=== WHAT THE TASK REQUIRES ===
Leave out the pictures and restate the rest of the data exactly.

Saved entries
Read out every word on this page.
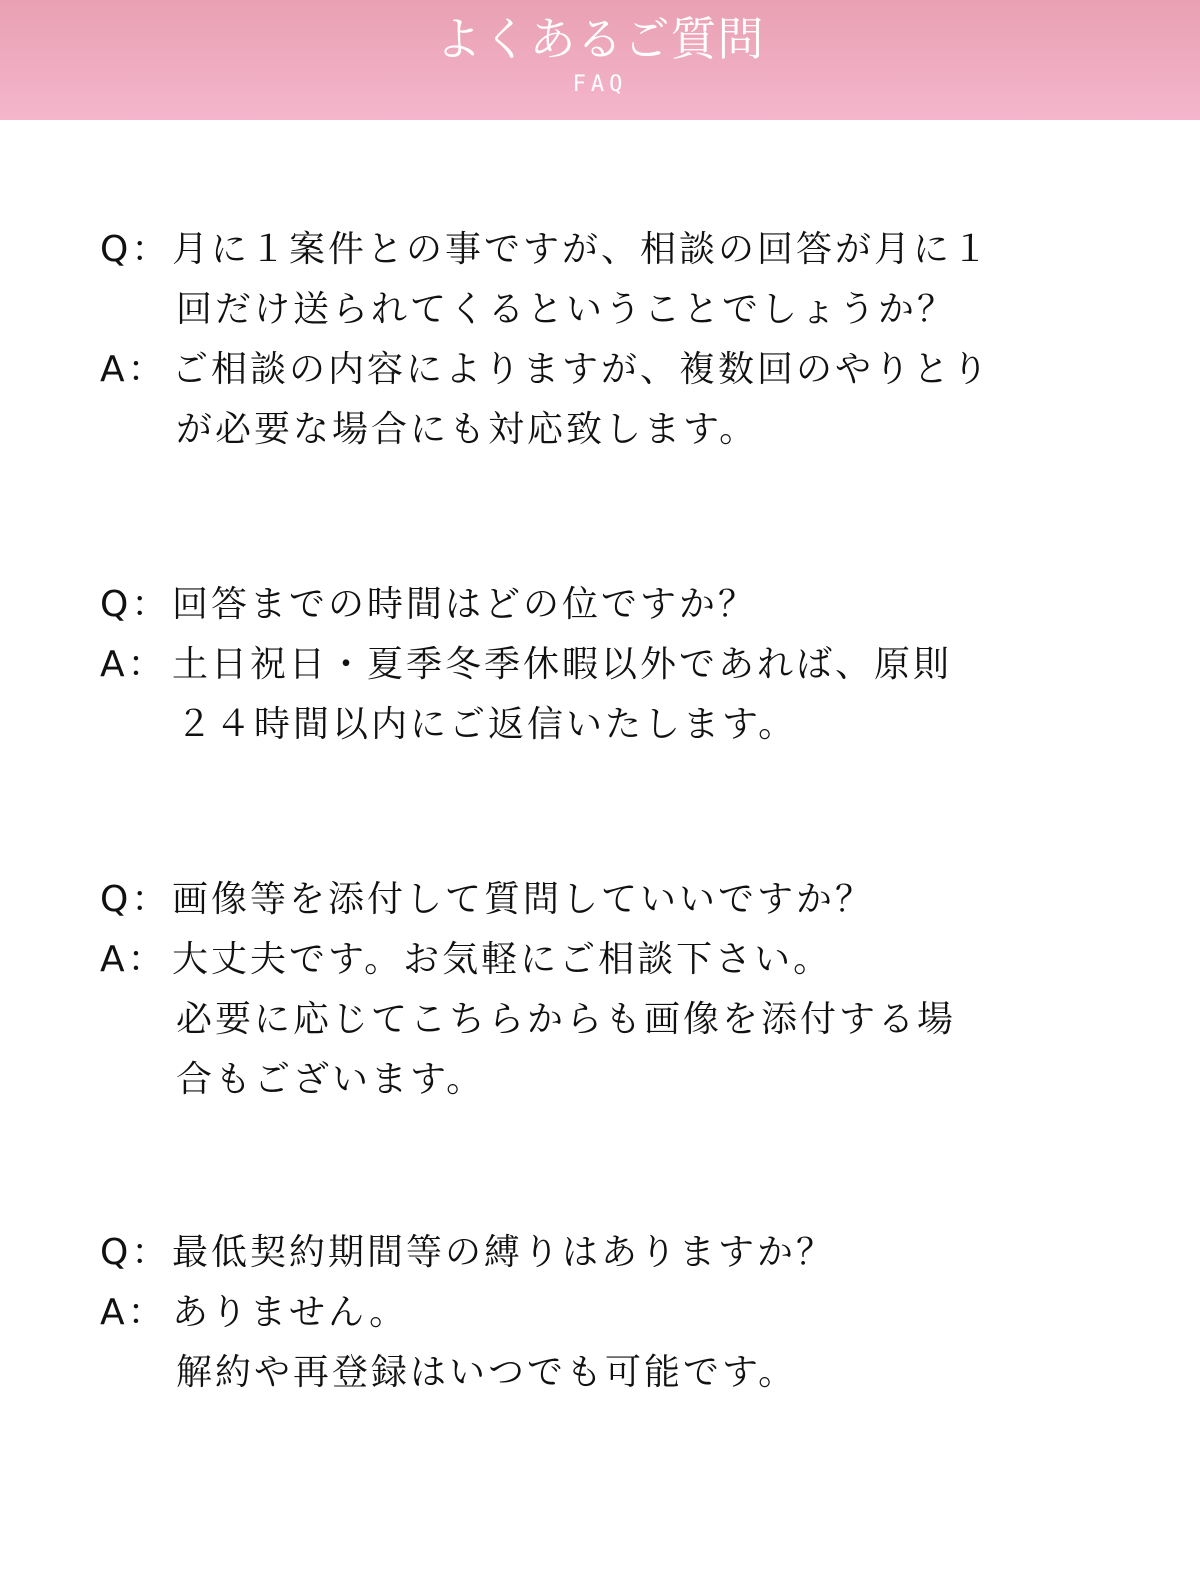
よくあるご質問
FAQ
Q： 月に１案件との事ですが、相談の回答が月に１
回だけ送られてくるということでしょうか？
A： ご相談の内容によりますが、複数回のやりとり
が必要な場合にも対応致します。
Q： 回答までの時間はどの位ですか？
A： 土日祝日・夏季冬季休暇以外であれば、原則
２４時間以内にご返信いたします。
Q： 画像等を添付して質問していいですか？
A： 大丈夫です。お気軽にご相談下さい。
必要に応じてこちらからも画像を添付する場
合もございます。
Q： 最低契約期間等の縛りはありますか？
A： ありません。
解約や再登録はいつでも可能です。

=== SOLUTION TO THIS TASK ===
Read out every word on this page.
よくあるご質問
FAQ
Q： 月に１案件との事ですが、相談の回答が月に１
回だけ送られてくるということでしょうか？
A： ご相談の内容によりますが、複数回のやりとり
が必要な場合にも対応致します。
Q： 回答までの時間はどの位ですか？
A： 土日祝日・夏季冬季休暇以外であれば、原則
２４時間以内にご返信いたします。
Q： 画像等を添付して質問していいですか？
A： 大丈夫です。お気軽にご相談下さい。
必要に応じてこちらからも画像を添付する場
合もございます。
Q： 最低契約期間等の縛りはありますか？
A： ありません。
解約や再登録はいつでも可能です。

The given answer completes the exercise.